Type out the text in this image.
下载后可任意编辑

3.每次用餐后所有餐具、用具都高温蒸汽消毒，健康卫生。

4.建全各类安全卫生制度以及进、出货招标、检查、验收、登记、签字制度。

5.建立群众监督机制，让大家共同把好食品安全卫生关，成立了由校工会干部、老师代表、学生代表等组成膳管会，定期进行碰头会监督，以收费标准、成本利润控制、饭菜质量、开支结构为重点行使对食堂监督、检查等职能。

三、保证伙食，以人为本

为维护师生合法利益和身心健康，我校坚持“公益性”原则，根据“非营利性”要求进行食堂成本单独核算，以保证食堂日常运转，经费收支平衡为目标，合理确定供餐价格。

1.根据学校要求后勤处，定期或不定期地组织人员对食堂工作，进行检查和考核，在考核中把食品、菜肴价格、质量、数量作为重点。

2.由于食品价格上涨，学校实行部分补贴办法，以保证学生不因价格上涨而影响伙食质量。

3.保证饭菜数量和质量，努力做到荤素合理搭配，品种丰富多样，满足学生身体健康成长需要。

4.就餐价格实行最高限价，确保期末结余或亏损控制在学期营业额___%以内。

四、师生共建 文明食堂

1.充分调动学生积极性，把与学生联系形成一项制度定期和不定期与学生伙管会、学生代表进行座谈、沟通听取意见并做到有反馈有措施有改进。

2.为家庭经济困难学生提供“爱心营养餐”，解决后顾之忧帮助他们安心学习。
********
## Given task:
Using the data above, return each line exactly as written.

## Answer below:
Type out the text in this image.
下载后可任意编辑

3.每次用餐后所有餐具、用具都高温蒸汽消毒，健康卫生。

4.建全各类安全卫生制度以及进、出货招标、检查、验收、登记、签字制度。

5.建立群众监督机制，让大家共同把好食品安全卫生关，成立了由校工会干部、老师代表、学生代表等组成膳管会，定期进行碰头会监督，以收费标准、成本利润控制、饭菜质量、开支结构为重点行使对食堂监督、检查等职能。

三、保证伙食，以人为本

为维护师生合法利益和身心健康，我校坚持“公益性”原则，根据“非营利性”要求进行食堂成本单独核算，以保证食堂日常运转，经费收支平衡为目标，合理确定供餐价格。

1.根据学校要求后勤处，定期或不定期地组织人员对食堂工作，进行检查和考核，在考核中把食品、菜肴价格、质量、数量作为重点。

2.由于食品价格上涨，学校实行部分补贴办法，以保证学生不因价格上涨而影响伙食质量。

3.保证饭菜数量和质量，努力做到荤素合理搭配，品种丰富多样，满足学生身体健康成长需要。

4.就餐价格实行最高限价，确保期末结余或亏损控制在学期营业额___%以内。

四、师生共建 文明食堂

1.充分调动学生积极性，把与学生联系形成一项制度定期和不定期与学生伙管会、学生代表进行座谈、沟通听取意见并做到有反馈有措施有改进。

2.为家庭经济困难学生提供“爱心营养餐”，解决后顾之忧帮助他们安心学习。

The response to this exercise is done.